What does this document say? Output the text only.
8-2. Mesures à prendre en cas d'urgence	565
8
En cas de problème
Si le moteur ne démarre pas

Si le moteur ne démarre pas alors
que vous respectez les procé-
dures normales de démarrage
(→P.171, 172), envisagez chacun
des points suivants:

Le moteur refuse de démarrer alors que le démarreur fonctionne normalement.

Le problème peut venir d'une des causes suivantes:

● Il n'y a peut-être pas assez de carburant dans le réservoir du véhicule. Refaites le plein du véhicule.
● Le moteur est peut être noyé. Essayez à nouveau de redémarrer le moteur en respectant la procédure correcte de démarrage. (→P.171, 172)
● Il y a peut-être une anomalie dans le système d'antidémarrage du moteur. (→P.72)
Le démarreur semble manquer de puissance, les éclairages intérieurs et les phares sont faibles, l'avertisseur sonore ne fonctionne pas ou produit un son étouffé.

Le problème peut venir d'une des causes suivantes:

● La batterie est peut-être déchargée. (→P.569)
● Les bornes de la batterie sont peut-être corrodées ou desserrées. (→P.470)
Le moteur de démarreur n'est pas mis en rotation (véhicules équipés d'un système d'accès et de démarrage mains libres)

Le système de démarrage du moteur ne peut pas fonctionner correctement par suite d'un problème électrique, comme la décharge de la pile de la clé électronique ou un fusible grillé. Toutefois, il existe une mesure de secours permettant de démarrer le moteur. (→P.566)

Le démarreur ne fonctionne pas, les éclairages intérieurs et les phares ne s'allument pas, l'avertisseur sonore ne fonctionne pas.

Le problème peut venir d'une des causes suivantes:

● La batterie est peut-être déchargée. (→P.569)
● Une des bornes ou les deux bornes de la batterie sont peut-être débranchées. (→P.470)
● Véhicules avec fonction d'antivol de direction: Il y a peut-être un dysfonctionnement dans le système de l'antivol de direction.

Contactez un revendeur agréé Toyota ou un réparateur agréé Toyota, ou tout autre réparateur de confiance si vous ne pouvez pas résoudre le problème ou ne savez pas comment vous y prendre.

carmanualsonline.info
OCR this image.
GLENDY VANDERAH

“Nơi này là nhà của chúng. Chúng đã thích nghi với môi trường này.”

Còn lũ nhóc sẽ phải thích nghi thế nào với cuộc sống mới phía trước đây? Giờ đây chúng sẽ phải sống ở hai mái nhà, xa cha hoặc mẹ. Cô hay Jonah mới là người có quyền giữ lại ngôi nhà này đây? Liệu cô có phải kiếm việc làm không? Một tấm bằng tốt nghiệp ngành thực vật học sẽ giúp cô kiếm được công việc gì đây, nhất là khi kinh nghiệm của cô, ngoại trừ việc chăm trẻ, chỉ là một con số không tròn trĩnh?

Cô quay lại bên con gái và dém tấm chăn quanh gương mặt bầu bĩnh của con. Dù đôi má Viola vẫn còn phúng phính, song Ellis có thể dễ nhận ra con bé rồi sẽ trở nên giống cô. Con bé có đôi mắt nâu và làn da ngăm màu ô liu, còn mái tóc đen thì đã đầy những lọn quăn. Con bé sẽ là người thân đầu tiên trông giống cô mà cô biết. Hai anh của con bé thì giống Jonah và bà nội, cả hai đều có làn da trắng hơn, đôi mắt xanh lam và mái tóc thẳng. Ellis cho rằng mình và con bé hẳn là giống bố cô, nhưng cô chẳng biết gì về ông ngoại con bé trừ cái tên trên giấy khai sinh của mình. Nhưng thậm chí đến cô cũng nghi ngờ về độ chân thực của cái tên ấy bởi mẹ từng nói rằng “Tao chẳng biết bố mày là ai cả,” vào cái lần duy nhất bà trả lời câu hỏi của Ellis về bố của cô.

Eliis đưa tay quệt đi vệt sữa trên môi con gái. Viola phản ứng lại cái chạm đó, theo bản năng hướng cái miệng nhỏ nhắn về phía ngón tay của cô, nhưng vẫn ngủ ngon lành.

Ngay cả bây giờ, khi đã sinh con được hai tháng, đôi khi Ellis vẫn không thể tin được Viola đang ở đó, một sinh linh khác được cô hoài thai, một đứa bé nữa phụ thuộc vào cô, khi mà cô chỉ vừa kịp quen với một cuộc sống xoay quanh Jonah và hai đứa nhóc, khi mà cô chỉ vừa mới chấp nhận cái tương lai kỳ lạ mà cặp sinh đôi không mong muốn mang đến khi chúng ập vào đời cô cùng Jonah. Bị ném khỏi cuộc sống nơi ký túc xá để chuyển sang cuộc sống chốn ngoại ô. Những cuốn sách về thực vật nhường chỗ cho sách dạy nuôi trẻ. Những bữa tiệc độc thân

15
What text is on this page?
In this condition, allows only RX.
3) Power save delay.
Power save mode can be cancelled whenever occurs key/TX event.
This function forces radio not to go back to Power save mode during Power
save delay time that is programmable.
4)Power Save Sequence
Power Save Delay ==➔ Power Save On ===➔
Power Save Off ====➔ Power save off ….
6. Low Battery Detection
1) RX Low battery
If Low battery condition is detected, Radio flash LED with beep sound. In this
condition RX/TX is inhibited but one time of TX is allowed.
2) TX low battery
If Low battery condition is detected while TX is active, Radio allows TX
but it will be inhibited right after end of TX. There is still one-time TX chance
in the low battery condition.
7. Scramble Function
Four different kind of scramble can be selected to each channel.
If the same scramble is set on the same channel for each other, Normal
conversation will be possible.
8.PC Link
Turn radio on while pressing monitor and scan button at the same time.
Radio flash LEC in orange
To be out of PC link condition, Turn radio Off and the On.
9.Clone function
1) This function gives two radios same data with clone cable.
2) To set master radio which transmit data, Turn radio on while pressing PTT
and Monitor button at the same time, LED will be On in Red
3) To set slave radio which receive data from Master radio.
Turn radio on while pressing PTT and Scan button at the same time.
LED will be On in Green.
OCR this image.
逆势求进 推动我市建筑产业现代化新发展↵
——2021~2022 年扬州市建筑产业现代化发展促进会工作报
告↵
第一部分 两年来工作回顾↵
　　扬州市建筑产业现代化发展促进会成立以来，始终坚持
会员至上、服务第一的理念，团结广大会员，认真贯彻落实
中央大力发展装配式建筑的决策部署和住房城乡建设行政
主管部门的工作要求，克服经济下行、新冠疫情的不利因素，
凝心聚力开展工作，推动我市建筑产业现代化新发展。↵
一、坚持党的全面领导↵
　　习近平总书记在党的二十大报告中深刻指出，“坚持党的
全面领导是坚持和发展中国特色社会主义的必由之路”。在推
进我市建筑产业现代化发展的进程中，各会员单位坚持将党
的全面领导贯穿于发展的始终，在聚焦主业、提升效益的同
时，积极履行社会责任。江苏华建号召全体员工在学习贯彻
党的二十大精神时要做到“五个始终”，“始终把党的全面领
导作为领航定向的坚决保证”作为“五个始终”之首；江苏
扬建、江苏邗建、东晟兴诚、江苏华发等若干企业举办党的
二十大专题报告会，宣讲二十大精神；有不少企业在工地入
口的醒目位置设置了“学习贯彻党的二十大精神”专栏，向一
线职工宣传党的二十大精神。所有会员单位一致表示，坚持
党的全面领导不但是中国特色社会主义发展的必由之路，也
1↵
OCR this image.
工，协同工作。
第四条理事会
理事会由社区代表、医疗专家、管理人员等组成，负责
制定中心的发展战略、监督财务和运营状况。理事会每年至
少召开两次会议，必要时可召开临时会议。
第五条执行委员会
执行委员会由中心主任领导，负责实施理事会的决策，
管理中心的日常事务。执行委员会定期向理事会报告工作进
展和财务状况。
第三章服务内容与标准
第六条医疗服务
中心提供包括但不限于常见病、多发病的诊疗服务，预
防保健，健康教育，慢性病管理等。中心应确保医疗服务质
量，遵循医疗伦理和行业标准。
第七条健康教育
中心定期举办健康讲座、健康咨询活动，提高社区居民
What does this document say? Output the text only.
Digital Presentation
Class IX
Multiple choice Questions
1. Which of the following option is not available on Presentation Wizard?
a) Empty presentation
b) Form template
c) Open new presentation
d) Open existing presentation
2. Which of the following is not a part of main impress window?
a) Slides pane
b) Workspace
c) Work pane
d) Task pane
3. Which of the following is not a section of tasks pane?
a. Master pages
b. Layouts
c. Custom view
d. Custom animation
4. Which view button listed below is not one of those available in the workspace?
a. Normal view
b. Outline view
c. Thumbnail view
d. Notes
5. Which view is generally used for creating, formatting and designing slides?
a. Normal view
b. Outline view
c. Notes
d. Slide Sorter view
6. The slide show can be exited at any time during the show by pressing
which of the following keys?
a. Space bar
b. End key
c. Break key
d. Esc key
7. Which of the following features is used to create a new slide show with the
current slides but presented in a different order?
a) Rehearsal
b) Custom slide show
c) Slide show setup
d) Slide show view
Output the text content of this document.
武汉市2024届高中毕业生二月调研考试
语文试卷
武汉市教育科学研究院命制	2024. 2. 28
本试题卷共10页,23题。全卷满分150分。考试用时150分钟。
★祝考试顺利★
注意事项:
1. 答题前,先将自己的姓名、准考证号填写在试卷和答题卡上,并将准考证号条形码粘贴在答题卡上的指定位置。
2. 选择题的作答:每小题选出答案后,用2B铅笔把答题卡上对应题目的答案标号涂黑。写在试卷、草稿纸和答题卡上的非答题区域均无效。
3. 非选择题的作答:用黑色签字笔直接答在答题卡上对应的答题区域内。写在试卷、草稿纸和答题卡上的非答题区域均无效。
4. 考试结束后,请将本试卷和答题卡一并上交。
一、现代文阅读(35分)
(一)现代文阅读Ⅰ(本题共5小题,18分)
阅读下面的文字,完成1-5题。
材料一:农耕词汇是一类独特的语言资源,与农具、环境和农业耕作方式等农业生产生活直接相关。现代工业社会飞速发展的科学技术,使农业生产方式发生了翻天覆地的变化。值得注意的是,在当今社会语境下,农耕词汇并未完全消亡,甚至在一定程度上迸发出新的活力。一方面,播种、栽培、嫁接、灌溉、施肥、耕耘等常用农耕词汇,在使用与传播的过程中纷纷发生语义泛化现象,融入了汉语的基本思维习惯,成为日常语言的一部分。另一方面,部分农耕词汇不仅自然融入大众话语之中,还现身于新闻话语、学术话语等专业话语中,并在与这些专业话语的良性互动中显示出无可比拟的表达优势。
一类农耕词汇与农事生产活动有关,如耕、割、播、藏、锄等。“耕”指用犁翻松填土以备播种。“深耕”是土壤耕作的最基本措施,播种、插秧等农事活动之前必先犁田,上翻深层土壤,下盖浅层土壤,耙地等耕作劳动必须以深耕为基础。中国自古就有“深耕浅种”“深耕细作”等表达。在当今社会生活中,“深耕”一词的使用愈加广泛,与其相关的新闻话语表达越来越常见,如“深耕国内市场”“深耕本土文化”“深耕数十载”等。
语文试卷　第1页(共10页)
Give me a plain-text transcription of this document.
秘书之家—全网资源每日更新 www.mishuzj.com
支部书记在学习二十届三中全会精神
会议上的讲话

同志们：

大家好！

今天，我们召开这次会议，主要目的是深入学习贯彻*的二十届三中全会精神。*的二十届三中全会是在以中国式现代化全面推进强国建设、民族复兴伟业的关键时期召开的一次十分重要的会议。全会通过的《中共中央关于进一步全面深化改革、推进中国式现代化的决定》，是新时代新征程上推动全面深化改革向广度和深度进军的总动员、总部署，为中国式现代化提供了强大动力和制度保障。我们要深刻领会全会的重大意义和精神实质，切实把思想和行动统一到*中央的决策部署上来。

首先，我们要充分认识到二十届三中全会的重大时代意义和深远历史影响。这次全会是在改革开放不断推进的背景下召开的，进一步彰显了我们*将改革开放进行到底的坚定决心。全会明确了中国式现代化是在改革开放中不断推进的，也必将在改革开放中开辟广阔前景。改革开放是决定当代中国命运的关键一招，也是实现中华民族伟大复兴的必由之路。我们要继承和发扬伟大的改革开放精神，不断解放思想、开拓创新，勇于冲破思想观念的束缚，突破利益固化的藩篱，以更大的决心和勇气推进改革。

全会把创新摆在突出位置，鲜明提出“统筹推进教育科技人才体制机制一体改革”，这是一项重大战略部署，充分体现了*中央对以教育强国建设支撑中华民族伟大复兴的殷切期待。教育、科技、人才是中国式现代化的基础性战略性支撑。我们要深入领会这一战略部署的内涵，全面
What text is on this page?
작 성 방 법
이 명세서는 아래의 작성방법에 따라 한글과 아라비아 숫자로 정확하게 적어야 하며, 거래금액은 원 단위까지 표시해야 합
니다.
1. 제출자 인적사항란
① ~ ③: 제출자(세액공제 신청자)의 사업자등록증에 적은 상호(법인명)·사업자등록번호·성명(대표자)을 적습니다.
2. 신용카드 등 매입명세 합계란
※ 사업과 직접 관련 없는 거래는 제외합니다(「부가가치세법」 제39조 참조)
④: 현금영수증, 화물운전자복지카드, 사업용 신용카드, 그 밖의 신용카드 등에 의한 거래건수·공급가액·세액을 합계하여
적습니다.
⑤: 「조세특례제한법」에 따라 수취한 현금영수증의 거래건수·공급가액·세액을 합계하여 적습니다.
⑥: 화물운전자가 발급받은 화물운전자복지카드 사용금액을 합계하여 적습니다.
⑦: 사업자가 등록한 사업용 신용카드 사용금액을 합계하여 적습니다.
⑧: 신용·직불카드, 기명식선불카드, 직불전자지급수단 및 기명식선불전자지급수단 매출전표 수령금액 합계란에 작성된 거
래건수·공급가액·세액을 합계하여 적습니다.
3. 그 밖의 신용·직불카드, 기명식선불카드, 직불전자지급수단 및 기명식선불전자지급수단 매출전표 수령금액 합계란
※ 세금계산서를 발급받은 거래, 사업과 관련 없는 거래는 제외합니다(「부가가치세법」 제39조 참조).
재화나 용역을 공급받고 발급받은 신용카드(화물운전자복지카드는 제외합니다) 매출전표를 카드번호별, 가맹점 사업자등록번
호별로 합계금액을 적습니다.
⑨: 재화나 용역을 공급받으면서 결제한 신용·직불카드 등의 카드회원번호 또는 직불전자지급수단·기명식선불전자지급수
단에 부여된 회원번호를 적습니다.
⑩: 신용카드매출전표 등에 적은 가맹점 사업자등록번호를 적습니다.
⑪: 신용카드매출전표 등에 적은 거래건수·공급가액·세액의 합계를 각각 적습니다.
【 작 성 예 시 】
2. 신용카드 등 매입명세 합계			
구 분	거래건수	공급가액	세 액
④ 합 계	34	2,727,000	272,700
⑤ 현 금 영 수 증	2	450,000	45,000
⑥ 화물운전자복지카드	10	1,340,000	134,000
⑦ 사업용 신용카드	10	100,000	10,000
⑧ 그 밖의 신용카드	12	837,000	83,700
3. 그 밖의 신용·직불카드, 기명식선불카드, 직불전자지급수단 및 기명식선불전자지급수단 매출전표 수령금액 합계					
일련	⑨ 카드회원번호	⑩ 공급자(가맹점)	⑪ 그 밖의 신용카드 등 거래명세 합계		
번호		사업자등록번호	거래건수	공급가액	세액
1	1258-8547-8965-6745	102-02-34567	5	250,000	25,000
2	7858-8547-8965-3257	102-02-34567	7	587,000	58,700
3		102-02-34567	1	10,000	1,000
□ □ □ □ □
[Given task] Give the number of lines in the entries that hold the word "detected", and nothing else.

[Output for this exercise] 2